Aim: What follows is a listing to be transcribed exactly.

Stored data entries

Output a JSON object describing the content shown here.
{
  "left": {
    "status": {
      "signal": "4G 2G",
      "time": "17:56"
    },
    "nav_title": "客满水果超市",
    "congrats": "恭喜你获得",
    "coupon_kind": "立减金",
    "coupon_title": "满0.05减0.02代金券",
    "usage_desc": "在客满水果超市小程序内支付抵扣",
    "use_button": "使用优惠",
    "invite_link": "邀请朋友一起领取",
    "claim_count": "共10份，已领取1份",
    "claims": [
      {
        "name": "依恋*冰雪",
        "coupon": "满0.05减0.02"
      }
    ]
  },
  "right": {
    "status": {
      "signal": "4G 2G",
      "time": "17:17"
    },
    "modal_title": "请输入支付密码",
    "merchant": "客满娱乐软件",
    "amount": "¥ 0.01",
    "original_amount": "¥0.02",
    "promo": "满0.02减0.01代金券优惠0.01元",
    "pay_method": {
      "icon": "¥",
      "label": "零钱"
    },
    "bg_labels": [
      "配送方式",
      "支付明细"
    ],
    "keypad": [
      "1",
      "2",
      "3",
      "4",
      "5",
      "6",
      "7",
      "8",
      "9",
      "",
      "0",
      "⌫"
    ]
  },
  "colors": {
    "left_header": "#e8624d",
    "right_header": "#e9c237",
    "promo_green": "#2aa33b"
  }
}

Finished answer:
Output a JSON object describing the content shown here.
{
  "left": {
    "status": {
      "signal": "4G 2G",
      "time": "17:56"
    },
    "nav_title": "客满水果超市",
    "congrats": "恭喜你获得",
    "coupon_kind": "立减金",
    "coupon_title": "满0.05减0.02代金券",
    "usage_desc": "在客满水果超市小程序内支付抵扣",
    "use_button": "使用优惠",
    "invite_link": "邀请朋友一起领取",
    "claim_count": "共10份，已领取1份",
    "claims": [
      {
        "name": "依恋*冰雪",
        "coupon": "满0.05减0.02"
      }
    ]
  },
  "right": {
    "status": {
      "signal": "4G 2G",
      "time": "17:17"
    },
    "modal_title": "请输入支付密码",
    "merchant": "客满娱乐软件",
    "amount": "¥ 0.01",
    "original_amount": "¥0.02",
    "promo": "满0.02减0.01代金券优惠0.01元",
    "pay_method": {
      "icon": "¥",
      "label": "零钱"
    },
    "bg_labels": [
      "配送方式",
      "支付明细"
    ],
    "keypad": [
      "1",
      "2",
      "3",
      "4",
      "5",
      "6",
      "7",
      "8",
      "9",
      "",
      "0",
      "⌫"
    ]
  },
  "colors": {
    "left_header": "#e8624d",
    "right_header": "#e9c237",
    "promo_green": "#2aa33b"
  }
}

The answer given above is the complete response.